Entries with figure data:
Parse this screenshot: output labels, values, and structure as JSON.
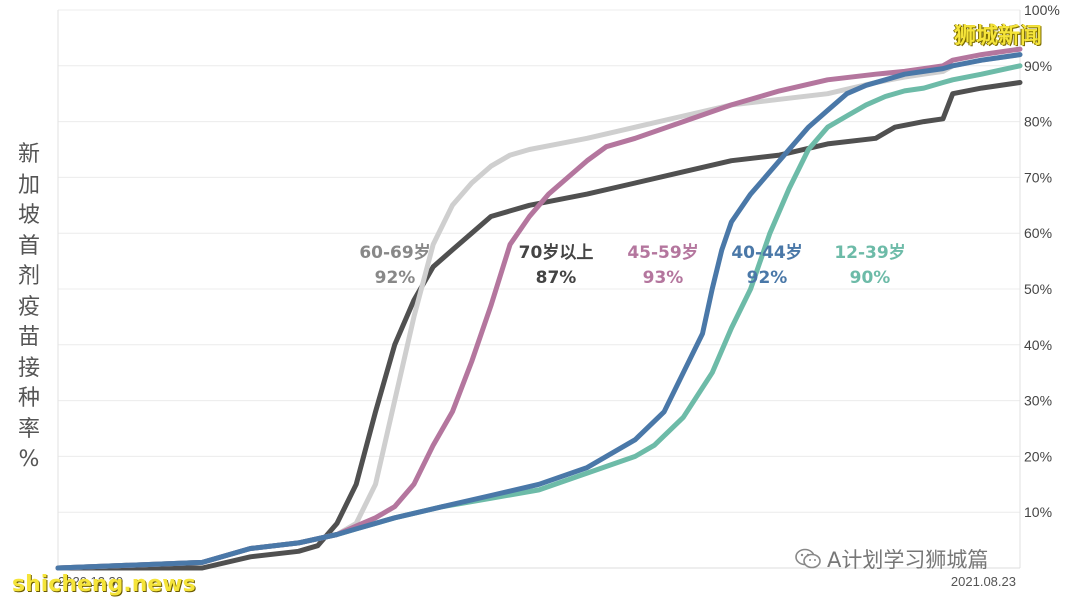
{
  "chart_data": {
    "type": "line",
    "title": "",
    "xlabel": "",
    "ylabel": "新加坡首剂疫苗接种率%",
    "x_range": [
      "2020.12.30",
      "2021.08.23"
    ],
    "x_ticks": [
      "2020.12.30",
      "2021.08.23"
    ],
    "y_ticks": [
      "10%",
      "20%",
      "30%",
      "40%",
      "50%",
      "60%",
      "70%",
      "80%",
      "90%",
      "100%"
    ],
    "ylim": [
      0,
      100
    ],
    "y_unit": "%",
    "grid": true,
    "series": [
      {
        "name": "70岁以上",
        "final": "87%",
        "color": "#505050",
        "x": [
          0,
          0.15,
          0.2,
          0.25,
          0.27,
          0.29,
          0.31,
          0.33,
          0.35,
          0.37,
          0.39,
          0.41,
          0.43,
          0.45,
          0.47,
          0.49,
          0.52,
          0.55,
          0.6,
          0.65,
          0.7,
          0.75,
          0.8,
          0.85,
          0.87,
          0.9,
          0.92,
          0.93,
          0.96,
          1.0
        ],
        "y": [
          0,
          0,
          2,
          3,
          4,
          8,
          15,
          28,
          40,
          48,
          54,
          57,
          60,
          63,
          64,
          65,
          66,
          67,
          69,
          71,
          73,
          74,
          76,
          77,
          79,
          80,
          80.5,
          85,
          86,
          87
        ]
      },
      {
        "name": "60-69岁",
        "final": "92%",
        "color": "#cfcfcf",
        "x": [
          0,
          0.15,
          0.2,
          0.25,
          0.29,
          0.31,
          0.33,
          0.35,
          0.37,
          0.39,
          0.41,
          0.43,
          0.45,
          0.47,
          0.49,
          0.52,
          0.55,
          0.6,
          0.65,
          0.7,
          0.75,
          0.8,
          0.85,
          0.88,
          0.9,
          0.92,
          0.93,
          0.96,
          1.0
        ],
        "y": [
          0,
          1,
          3.5,
          4.5,
          6,
          8,
          15,
          30,
          45,
          58,
          65,
          69,
          72,
          74,
          75,
          76,
          77,
          79,
          81,
          83,
          84,
          85,
          87,
          88,
          88.5,
          89,
          90,
          91,
          92
        ]
      },
      {
        "name": "45-59岁",
        "final": "93%",
        "color": "#b4769e",
        "x": [
          0,
          0.15,
          0.2,
          0.25,
          0.29,
          0.31,
          0.33,
          0.35,
          0.37,
          0.39,
          0.41,
          0.43,
          0.45,
          0.47,
          0.49,
          0.51,
          0.53,
          0.55,
          0.57,
          0.6,
          0.65,
          0.7,
          0.75,
          0.8,
          0.85,
          0.88,
          0.9,
          0.92,
          0.93,
          0.96,
          1.0
        ],
        "y": [
          0,
          1,
          3.5,
          4.5,
          6,
          7.5,
          9,
          11,
          15,
          22,
          28,
          37,
          47,
          58,
          63,
          67,
          70,
          73,
          75.5,
          77,
          80,
          83,
          85.5,
          87.5,
          88.5,
          89,
          89.5,
          90,
          91,
          92,
          93
        ]
      },
      {
        "name": "40-44岁",
        "final": "92%",
        "color": "#4a78a8",
        "x": [
          0,
          0.15,
          0.2,
          0.25,
          0.29,
          0.31,
          0.35,
          0.4,
          0.45,
          0.5,
          0.55,
          0.6,
          0.63,
          0.65,
          0.67,
          0.68,
          0.69,
          0.7,
          0.72,
          0.74,
          0.76,
          0.78,
          0.8,
          0.82,
          0.84,
          0.86,
          0.88,
          0.9,
          0.92,
          0.93,
          0.96,
          1.0
        ],
        "y": [
          0,
          1,
          3.5,
          4.5,
          6,
          7,
          9,
          11,
          13,
          15,
          18,
          23,
          28,
          35,
          42,
          50,
          57,
          62,
          67,
          71,
          75,
          79,
          82,
          85,
          86.5,
          87.5,
          88.5,
          89,
          89.5,
          90,
          91,
          92
        ]
      },
      {
        "name": "12-39岁",
        "final": "90%",
        "color": "#6dbba8",
        "x": [
          0,
          0.15,
          0.2,
          0.25,
          0.29,
          0.31,
          0.35,
          0.4,
          0.45,
          0.5,
          0.55,
          0.6,
          0.62,
          0.65,
          0.68,
          0.7,
          0.72,
          0.74,
          0.76,
          0.78,
          0.8,
          0.82,
          0.84,
          0.86,
          0.88,
          0.9,
          0.92,
          0.93,
          0.96,
          1.0
        ],
        "y": [
          0,
          1,
          3.5,
          4.5,
          6,
          7,
          9,
          11,
          12.5,
          14,
          17,
          20,
          22,
          27,
          35,
          43,
          50,
          60,
          68,
          75,
          79,
          81,
          83,
          84.5,
          85.5,
          86,
          87,
          87.5,
          88.5,
          90
        ]
      }
    ]
  },
  "branding": {
    "top_right": "狮城新闻",
    "wechat_account": "A计划学习狮城篇",
    "watermark": "shicheng.news"
  }
}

Aim of the task
Look through the entries above for the word "color". Copy every line where it shows up.

Reply to the exercise
        "color": "#505050",
        "color": "#cfcfcf",
        "color": "#b4769e",
        "color": "#4a78a8",
        "color": "#6dbba8",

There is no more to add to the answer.